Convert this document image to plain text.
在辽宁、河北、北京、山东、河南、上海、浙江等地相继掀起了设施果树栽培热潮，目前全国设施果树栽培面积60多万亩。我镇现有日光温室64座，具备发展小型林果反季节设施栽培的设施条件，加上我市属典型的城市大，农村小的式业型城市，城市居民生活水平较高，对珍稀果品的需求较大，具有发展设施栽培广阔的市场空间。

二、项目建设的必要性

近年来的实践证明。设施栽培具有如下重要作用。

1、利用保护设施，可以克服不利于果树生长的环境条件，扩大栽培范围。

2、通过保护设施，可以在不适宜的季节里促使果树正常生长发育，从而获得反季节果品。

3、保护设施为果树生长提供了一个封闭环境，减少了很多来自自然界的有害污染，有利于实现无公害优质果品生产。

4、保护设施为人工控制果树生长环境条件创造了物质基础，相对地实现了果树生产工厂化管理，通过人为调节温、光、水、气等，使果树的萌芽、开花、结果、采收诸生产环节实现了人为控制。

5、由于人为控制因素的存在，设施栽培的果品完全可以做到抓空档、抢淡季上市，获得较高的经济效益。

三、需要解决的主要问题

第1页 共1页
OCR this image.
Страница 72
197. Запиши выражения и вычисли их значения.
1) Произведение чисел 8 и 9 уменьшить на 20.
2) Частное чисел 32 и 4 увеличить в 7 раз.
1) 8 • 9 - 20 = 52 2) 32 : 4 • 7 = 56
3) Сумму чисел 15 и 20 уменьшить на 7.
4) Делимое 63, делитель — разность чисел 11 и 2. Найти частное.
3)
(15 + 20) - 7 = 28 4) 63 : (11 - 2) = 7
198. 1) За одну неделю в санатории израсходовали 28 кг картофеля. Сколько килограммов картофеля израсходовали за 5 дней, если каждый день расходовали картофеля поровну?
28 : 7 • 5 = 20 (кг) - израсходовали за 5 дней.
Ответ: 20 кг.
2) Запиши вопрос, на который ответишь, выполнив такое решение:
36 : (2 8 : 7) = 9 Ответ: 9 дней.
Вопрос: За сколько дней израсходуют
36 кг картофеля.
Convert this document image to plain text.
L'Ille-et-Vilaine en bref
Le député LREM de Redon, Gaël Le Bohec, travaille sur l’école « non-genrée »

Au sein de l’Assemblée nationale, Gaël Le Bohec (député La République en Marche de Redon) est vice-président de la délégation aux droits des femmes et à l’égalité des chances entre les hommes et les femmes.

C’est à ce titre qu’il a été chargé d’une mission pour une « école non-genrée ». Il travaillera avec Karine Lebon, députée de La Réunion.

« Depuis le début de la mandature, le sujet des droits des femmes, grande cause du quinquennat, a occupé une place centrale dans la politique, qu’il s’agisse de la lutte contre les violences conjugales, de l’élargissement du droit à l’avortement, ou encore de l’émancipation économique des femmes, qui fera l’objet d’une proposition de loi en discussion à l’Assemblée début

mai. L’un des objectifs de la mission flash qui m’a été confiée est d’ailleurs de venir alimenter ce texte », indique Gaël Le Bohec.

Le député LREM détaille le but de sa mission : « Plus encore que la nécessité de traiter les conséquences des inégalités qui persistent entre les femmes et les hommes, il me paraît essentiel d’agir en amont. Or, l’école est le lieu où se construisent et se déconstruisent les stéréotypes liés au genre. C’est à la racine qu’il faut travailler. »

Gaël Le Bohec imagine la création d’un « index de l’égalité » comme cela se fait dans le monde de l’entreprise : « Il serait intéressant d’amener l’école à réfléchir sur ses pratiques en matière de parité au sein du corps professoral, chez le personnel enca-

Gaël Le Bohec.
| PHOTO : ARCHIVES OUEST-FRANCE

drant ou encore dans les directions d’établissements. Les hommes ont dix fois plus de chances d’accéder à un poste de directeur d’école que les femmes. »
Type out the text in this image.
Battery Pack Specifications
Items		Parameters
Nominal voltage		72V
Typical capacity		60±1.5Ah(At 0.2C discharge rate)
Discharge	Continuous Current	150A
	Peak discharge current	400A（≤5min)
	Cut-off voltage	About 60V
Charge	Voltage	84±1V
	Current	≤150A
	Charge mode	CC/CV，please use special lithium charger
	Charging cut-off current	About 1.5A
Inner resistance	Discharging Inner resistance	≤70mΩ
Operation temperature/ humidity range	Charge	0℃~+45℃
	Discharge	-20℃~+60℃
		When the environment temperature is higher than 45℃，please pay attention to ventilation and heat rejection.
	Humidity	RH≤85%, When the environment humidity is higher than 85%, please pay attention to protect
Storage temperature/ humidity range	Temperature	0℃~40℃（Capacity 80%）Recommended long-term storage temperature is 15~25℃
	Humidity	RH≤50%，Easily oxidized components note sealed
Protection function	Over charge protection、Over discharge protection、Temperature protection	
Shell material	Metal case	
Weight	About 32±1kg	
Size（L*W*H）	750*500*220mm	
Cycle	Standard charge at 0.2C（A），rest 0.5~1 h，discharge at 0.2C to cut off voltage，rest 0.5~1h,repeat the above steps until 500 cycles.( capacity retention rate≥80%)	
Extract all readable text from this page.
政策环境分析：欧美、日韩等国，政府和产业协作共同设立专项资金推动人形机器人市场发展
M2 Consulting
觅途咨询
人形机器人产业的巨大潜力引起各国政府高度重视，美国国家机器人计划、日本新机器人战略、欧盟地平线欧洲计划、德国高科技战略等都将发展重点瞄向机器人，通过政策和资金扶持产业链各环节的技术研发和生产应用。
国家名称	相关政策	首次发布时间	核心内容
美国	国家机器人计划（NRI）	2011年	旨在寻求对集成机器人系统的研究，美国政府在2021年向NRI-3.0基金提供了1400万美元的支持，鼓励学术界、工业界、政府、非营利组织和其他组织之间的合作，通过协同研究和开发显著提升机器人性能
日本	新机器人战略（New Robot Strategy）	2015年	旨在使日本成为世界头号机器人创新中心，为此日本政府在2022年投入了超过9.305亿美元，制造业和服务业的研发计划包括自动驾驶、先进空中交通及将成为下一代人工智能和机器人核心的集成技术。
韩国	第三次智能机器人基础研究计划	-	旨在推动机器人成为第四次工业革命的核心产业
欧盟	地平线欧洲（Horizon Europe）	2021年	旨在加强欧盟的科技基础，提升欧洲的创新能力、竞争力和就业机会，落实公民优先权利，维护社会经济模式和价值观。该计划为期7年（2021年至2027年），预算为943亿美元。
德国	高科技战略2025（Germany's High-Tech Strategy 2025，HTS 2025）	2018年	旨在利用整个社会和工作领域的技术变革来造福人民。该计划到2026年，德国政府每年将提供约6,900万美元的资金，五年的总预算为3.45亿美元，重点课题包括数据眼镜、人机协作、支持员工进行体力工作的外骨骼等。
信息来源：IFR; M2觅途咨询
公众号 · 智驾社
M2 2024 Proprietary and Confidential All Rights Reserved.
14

• • •

## Aim of the exercise
Find the lines above that include the string "dans" and copy them.

## Worked answer
« Depuis le début de la mandature, le sujet des droits des femmes, grande cause du quinquennat, a occupé une place centrale dans la politique, qu’il s’agisse de la lutte contre les violences conjugales, de l’élargissement du droit à l’avortement, ou encore de l’émancipation économique des femmes, qui fera l’objet d’une proposition de loi en discussion à l’Assemblée début
Gaël Le Bohec imagine la création d’un « index de l’égalité » comme cela se fait dans le monde de l’entreprise : « Il serait intéressant d’amener l’école à réfléchir sur ses pratiques en matière de parité au sein du corps professoral, chez le personnel enca-
drant ou encore dans les directions d’établissements. Les hommes ont dix fois plus de chances d’accéder à un poste de directeur d’école que les femmes. »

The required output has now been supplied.